- GOAL -
Each entry that follows must be output without any deviation.

>> begin DATA RECORDS

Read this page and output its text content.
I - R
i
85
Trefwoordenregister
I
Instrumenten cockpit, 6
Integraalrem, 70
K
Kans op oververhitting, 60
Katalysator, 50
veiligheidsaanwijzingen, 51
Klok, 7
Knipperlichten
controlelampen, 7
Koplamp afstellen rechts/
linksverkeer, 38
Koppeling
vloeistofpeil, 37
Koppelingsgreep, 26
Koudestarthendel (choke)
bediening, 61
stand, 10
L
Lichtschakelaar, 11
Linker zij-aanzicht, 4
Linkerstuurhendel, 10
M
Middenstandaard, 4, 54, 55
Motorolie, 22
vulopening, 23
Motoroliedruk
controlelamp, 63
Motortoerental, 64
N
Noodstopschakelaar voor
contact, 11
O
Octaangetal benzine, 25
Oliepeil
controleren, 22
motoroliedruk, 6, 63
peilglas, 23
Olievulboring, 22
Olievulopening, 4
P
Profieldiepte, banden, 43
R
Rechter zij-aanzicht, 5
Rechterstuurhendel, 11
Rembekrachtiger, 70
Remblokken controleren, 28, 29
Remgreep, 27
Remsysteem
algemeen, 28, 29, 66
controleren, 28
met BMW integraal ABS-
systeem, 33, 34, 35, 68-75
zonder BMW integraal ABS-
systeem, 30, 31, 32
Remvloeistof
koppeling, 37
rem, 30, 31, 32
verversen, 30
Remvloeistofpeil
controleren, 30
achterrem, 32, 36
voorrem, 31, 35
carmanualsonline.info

>> end DATA RECORDS

- TASK OUTPUT -
Read this page and output its text content.
I - R
i
85
Trefwoordenregister
I
Instrumenten cockpit, 6
Integraalrem, 70
K
Kans op oververhitting, 60
Katalysator, 50
veiligheidsaanwijzingen, 51
Klok, 7
Knipperlichten
controlelampen, 7
Koplamp afstellen rechts/
linksverkeer, 38
Koppeling
vloeistofpeil, 37
Koppelingsgreep, 26
Koudestarthendel (choke)
bediening, 61
stand, 10
L
Lichtschakelaar, 11
Linker zij-aanzicht, 4
Linkerstuurhendel, 10
M
Middenstandaard, 4, 54, 55
Motorolie, 22
vulopening, 23
Motoroliedruk
controlelamp, 63
Motortoerental, 64
N
Noodstopschakelaar voor
contact, 11
O
Octaangetal benzine, 25
Oliepeil
controleren, 22
motoroliedruk, 6, 63
peilglas, 23
Olievulboring, 22
Olievulopening, 4
P
Profieldiepte, banden, 43
R
Rechter zij-aanzicht, 5
Rechterstuurhendel, 11
Rembekrachtiger, 70
Remblokken controleren, 28, 29
Remgreep, 27
Remsysteem
algemeen, 28, 29, 66
controleren, 28
met BMW integraal ABS-
systeem, 33, 34, 35, 68-75
zonder BMW integraal ABS-
systeem, 30, 31, 32
Remvloeistof
koppeling, 37
rem, 30, 31, 32
verversen, 30
Remvloeistofpeil
controleren, 30
achterrem, 32, 36
voorrem, 31, 35
carmanualsonline.info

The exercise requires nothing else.